WHAT TO DO – Type every record exactly as it appears.

Data excerpts –

·····

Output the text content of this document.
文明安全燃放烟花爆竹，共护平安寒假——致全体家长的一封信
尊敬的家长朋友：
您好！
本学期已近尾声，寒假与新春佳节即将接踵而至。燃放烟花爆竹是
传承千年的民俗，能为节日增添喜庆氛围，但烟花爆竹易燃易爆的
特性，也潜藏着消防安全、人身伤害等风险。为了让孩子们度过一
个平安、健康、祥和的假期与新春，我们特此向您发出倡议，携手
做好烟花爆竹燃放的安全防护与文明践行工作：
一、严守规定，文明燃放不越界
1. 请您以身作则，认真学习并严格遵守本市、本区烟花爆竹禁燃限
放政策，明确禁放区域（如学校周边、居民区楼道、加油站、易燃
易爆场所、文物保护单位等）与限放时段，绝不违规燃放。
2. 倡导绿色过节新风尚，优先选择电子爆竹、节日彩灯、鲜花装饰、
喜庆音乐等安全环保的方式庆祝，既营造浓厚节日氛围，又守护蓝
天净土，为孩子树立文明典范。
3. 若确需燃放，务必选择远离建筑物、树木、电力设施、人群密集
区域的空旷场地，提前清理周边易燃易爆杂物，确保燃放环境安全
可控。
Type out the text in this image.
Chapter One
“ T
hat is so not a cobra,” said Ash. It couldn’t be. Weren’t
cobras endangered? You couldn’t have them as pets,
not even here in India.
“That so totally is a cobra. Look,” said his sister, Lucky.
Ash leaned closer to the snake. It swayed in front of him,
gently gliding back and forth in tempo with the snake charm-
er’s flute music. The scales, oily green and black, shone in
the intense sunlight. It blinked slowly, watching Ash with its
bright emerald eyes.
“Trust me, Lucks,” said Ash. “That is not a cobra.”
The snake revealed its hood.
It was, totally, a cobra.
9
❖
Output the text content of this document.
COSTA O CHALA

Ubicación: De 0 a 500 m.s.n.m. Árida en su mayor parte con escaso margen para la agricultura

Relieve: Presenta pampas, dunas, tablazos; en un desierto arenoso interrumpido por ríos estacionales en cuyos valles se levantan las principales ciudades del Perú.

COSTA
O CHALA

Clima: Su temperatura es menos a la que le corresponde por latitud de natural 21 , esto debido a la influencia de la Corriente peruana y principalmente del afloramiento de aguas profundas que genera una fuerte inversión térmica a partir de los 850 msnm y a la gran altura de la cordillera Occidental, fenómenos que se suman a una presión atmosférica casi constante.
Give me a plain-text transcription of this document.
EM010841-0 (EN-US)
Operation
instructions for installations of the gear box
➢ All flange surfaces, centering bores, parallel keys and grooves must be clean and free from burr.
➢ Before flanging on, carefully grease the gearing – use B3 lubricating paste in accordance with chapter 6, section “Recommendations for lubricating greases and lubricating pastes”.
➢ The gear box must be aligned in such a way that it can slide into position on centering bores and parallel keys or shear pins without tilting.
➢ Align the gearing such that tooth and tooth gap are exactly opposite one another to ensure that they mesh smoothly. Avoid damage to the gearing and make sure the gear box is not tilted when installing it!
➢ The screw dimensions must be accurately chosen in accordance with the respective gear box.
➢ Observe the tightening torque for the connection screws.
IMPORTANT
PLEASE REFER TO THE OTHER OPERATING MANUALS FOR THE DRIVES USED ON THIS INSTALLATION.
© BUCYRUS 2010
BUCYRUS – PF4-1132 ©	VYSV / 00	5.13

·····

THE ANSWER –
Output the text content of this document.
文明安全燃放烟花爆竹，共护平安寒假——致全体家长的一封信
尊敬的家长朋友：
您好！
本学期已近尾声，寒假与新春佳节即将接踵而至。燃放烟花爆竹是
传承千年的民俗，能为节日增添喜庆氛围，但烟花爆竹易燃易爆的
特性，也潜藏着消防安全、人身伤害等风险。为了让孩子们度过一
个平安、健康、祥和的假期与新春，我们特此向您发出倡议，携手
做好烟花爆竹燃放的安全防护与文明践行工作：
一、严守规定，文明燃放不越界
1. 请您以身作则，认真学习并严格遵守本市、本区烟花爆竹禁燃限
放政策，明确禁放区域（如学校周边、居民区楼道、加油站、易燃
易爆场所、文物保护单位等）与限放时段，绝不违规燃放。
2. 倡导绿色过节新风尚，优先选择电子爆竹、节日彩灯、鲜花装饰、
喜庆音乐等安全环保的方式庆祝，既营造浓厚节日氛围，又守护蓝
天净土，为孩子树立文明典范。
3. 若确需燃放，务必选择远离建筑物、树木、电力设施、人群密集
区域的空旷场地，提前清理周边易燃易爆杂物，确保燃放环境安全
可控。
Type out the text in this image.
Chapter One
“ T
hat is so not a cobra,” said Ash. It couldn’t be. Weren’t
cobras endangered? You couldn’t have them as pets,
not even here in India.
“That so totally is a cobra. Look,” said his sister, Lucky.
Ash leaned closer to the snake. It swayed in front of him,
gently gliding back and forth in tempo with the snake charm-
er’s flute music. The scales, oily green and black, shone in
the intense sunlight. It blinked slowly, watching Ash with its
bright emerald eyes.
“Trust me, Lucks,” said Ash. “That is not a cobra.”
The snake revealed its hood.
It was, totally, a cobra.
9
❖
Output the text content of this document.
COSTA O CHALA

Ubicación: De 0 a 500 m.s.n.m. Árida en su mayor parte con escaso margen para la agricultura

Relieve: Presenta pampas, dunas, tablazos; en un desierto arenoso interrumpido por ríos estacionales en cuyos valles se levantan las principales ciudades del Perú.

COSTA
O CHALA

Clima: Su temperatura es menos a la que le corresponde por latitud de natural 21 , esto debido a la influencia de la Corriente peruana y principalmente del afloramiento de aguas profundas que genera una fuerte inversión térmica a partir de los 850 msnm y a la gran altura de la cordillera Occidental, fenómenos que se suman a una presión atmosférica casi constante.
Give me a plain-text transcription of this document.
EM010841-0 (EN-US)
Operation
instructions for installations of the gear box
➢ All flange surfaces, centering bores, parallel keys and grooves must be clean and free from burr.
➢ Before flanging on, carefully grease the gearing – use B3 lubricating paste in accordance with chapter 6, section “Recommendations for lubricating greases and lubricating pastes”.
➢ The gear box must be aligned in such a way that it can slide into position on centering bores and parallel keys or shear pins without tilting.
➢ Align the gearing such that tooth and tooth gap are exactly opposite one another to ensure that they mesh smoothly. Avoid damage to the gearing and make sure the gear box is not tilted when installing it!
➢ The screw dimensions must be accurately chosen in accordance with the respective gear box.
➢ Observe the tightening torque for the connection screws.
IMPORTANT
PLEASE REFER TO THE OTHER OPERATING MANUALS FOR THE DRIVES USED ON THIS INSTALLATION.
© BUCYRUS 2010
BUCYRUS – PF4-1132 ©	VYSV / 00	5.13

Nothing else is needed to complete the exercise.